◆ **PROBLEM DETAILS**:
Copy each line below in which the string "Japan" occurs.
⟨
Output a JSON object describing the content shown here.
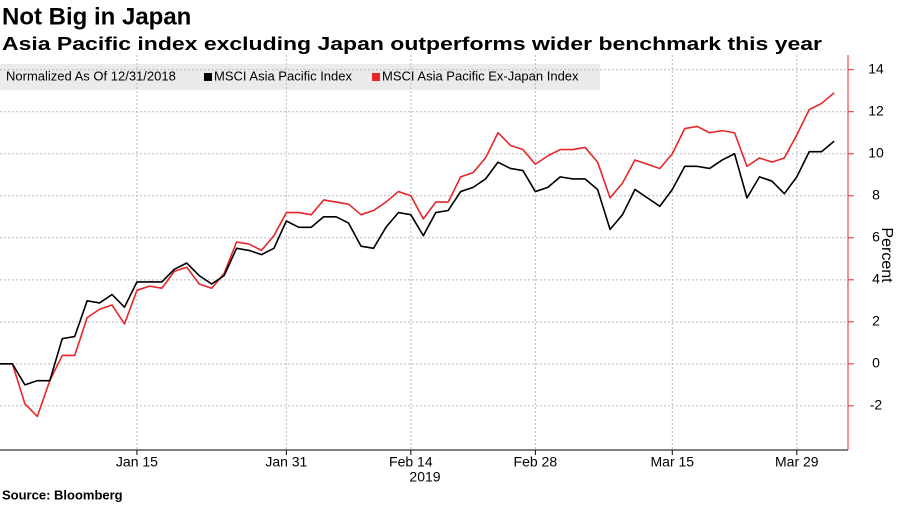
{
  "chart_data": {
    "type": "line",
    "title": "Not Big in Japan",
    "subtitle": "Asia Pacific index excluding Japan outperforms wider benchmark this year",
    "legend_title": "Normalized As Of 12/31/2018",
    "x_label": "2019",
    "y_label": "Percent",
    "source": "Source: Bloomberg",
    "categories": [
      null,
      null,
      null,
      null,
      null,
      null,
      null,
      null,
      null,
      null,
      null,
      "Jan 15",
      null,
      null,
      null,
      null,
      null,
      null,
      null,
      null,
      null,
      null,
      null,
      "Jan 31",
      null,
      null,
      null,
      null,
      null,
      null,
      null,
      null,
      null,
      "Feb 14",
      null,
      null,
      null,
      null,
      null,
      null,
      null,
      null,
      null,
      "Feb 28",
      null,
      null,
      null,
      null,
      null,
      null,
      null,
      null,
      null,
      null,
      "Mar 15",
      null,
      null,
      null,
      null,
      null,
      null,
      null,
      null,
      null,
      "Mar 29",
      null,
      null,
      null
    ],
    "series": [
      {
        "name": "MSCI Asia Pacific Index",
        "color": "#000000",
        "values": [
          0,
          0,
          -1.0,
          -0.8,
          -0.8,
          1.2,
          1.3,
          3.0,
          2.9,
          3.3,
          2.7,
          3.9,
          3.9,
          3.9,
          4.5,
          4.8,
          4.2,
          3.8,
          4.2,
          5.5,
          5.4,
          5.2,
          5.5,
          6.8,
          6.5,
          6.5,
          7.0,
          7.0,
          6.7,
          5.6,
          5.5,
          6.5,
          7.2,
          7.1,
          6.1,
          7.2,
          7.3,
          8.2,
          8.4,
          8.8,
          9.6,
          9.3,
          9.2,
          8.2,
          8.4,
          8.9,
          8.8,
          8.8,
          8.3,
          6.4,
          7.1,
          8.3,
          7.9,
          7.5,
          8.3,
          9.4,
          9.4,
          9.3,
          9.7,
          10.0,
          7.9,
          8.9,
          8.7,
          8.1,
          8.9,
          10.1,
          10.1,
          10.6
        ]
      },
      {
        "name": "MSCI Asia Pacific Ex-Japan Index",
        "color": "#e8262a",
        "values": [
          0,
          0,
          -1.9,
          -2.5,
          -0.8,
          0.4,
          0.4,
          2.2,
          2.6,
          2.8,
          1.9,
          3.5,
          3.7,
          3.6,
          4.4,
          4.6,
          3.8,
          3.6,
          4.3,
          5.8,
          5.7,
          5.4,
          6.1,
          7.2,
          7.2,
          7.1,
          7.8,
          7.7,
          7.6,
          7.1,
          7.3,
          7.7,
          8.2,
          8.0,
          6.9,
          7.7,
          7.7,
          8.9,
          9.1,
          9.8,
          11.0,
          10.4,
          10.2,
          9.5,
          9.9,
          10.2,
          10.2,
          10.3,
          9.6,
          7.9,
          8.6,
          9.7,
          9.5,
          9.3,
          10.0,
          11.2,
          11.3,
          11.0,
          11.1,
          11.0,
          9.4,
          9.8,
          9.6,
          9.8,
          10.9,
          12.1,
          12.4,
          12.9
        ]
      }
    ],
    "ylim": [
      -4.1,
      14.7
    ],
    "yticks": [
      -2,
      0,
      2,
      4,
      6,
      8,
      10,
      12,
      14
    ],
    "axis_color": "#e8262a",
    "grid": true
  }
}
⟩
◆ **SOLUTION FOR THIS PROBLEM**:
    "title": "Not Big in Japan",
    "subtitle": "Asia Pacific index excluding Japan outperforms wider benchmark this year",
        "name": "MSCI Asia Pacific Ex-Japan Index",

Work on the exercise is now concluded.